Excerpted records:
▶

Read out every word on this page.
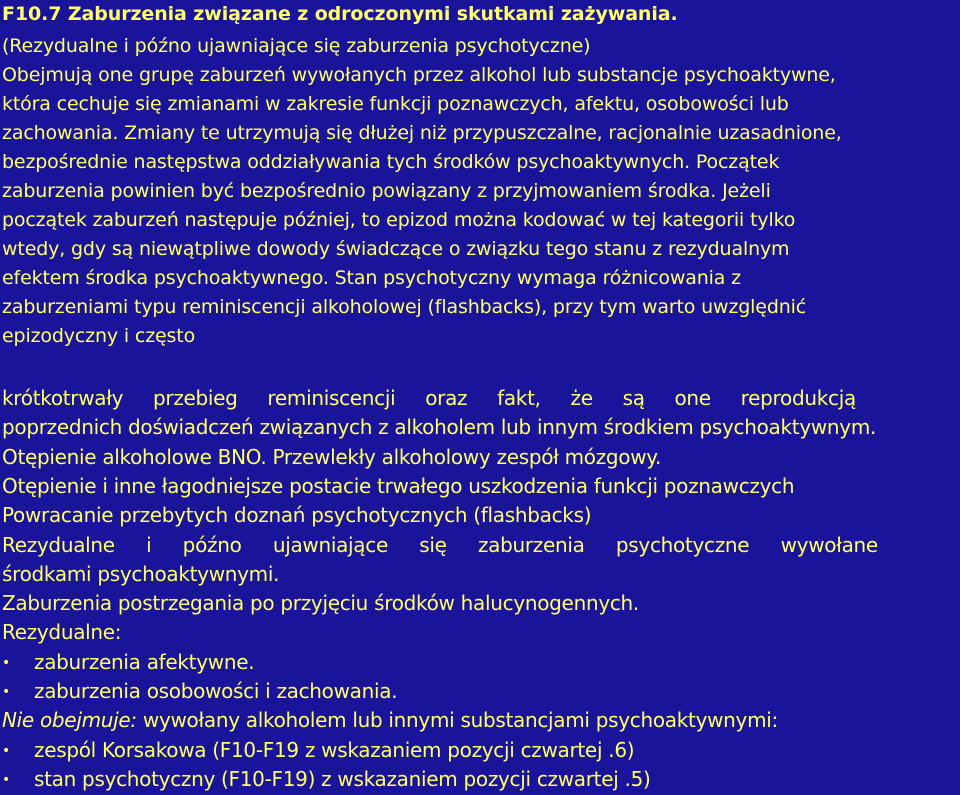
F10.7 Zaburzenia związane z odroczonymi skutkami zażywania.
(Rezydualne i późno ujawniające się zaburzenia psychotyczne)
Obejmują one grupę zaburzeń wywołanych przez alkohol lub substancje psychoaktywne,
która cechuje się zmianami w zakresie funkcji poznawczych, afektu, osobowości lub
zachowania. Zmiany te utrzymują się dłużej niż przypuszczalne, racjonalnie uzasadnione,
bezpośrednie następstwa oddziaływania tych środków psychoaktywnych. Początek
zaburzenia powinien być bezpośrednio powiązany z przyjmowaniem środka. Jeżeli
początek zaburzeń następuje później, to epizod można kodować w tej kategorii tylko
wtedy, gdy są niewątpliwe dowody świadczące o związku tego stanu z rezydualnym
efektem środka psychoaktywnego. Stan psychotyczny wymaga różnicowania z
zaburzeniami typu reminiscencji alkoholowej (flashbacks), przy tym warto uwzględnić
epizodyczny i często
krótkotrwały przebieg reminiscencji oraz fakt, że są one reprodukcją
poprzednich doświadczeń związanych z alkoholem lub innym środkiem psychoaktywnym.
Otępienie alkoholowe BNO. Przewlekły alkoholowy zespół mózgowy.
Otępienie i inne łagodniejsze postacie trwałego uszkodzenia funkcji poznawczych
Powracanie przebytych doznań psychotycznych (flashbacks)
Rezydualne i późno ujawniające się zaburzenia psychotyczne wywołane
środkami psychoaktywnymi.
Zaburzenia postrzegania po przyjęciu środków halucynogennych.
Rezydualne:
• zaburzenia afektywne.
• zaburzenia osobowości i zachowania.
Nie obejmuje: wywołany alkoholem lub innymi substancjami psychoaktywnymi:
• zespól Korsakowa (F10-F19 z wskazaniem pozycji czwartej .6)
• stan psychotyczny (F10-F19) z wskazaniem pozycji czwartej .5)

◀

Given instruction: Reproduce the whole listing word for word, setting aside any pictures.

Solution:
Read out every word on this page.
F10.7 Zaburzenia związane z odroczonymi skutkami zażywania.
(Rezydualne i późno ujawniające się zaburzenia psychotyczne)
Obejmują one grupę zaburzeń wywołanych przez alkohol lub substancje psychoaktywne,
która cechuje się zmianami w zakresie funkcji poznawczych, afektu, osobowości lub
zachowania. Zmiany te utrzymują się dłużej niż przypuszczalne, racjonalnie uzasadnione,
bezpośrednie następstwa oddziaływania tych środków psychoaktywnych. Początek
zaburzenia powinien być bezpośrednio powiązany z przyjmowaniem środka. Jeżeli
początek zaburzeń następuje później, to epizod można kodować w tej kategorii tylko
wtedy, gdy są niewątpliwe dowody świadczące o związku tego stanu z rezydualnym
efektem środka psychoaktywnego. Stan psychotyczny wymaga różnicowania z
zaburzeniami typu reminiscencji alkoholowej (flashbacks), przy tym warto uwzględnić
epizodyczny i często
krótkotrwały przebieg reminiscencji oraz fakt, że są one reprodukcją
poprzednich doświadczeń związanych z alkoholem lub innym środkiem psychoaktywnym.
Otępienie alkoholowe BNO. Przewlekły alkoholowy zespół mózgowy.
Otępienie i inne łagodniejsze postacie trwałego uszkodzenia funkcji poznawczych
Powracanie przebytych doznań psychotycznych (flashbacks)
Rezydualne i późno ujawniające się zaburzenia psychotyczne wywołane
środkami psychoaktywnymi.
Zaburzenia postrzegania po przyjęciu środków halucynogennych.
Rezydualne:
• zaburzenia afektywne.
• zaburzenia osobowości i zachowania.
Nie obejmuje: wywołany alkoholem lub innymi substancjami psychoaktywnymi:
• zespól Korsakowa (F10-F19 z wskazaniem pozycji czwartej .6)
• stan psychotyczny (F10-F19) z wskazaniem pozycji czwartej .5)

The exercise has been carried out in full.